■ **Task description**:
Return a copy of each line that holds the string "values".

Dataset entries
>>>

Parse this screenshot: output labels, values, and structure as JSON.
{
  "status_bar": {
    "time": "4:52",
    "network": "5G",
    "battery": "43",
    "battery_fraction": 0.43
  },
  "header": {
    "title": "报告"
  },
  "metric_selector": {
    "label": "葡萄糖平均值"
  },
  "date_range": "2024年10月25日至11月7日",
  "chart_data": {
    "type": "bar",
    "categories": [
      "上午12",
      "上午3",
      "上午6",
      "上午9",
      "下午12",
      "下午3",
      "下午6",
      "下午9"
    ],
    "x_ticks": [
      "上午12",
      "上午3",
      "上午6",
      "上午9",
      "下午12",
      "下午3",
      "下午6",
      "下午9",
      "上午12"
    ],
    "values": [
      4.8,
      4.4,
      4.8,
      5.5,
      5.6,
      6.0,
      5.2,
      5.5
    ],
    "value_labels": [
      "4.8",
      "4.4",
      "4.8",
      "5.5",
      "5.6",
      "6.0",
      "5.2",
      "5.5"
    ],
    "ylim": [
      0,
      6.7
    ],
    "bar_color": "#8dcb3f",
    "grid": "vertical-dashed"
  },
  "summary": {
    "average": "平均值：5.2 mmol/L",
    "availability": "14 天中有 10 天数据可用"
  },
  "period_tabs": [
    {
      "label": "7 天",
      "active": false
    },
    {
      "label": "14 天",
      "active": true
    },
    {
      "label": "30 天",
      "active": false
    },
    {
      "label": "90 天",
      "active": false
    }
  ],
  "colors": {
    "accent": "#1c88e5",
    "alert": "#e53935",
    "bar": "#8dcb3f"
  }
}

<<<

■ **Written answer**:
Parse this screenshot: output labels, values, and structure as JSON.
    "values": [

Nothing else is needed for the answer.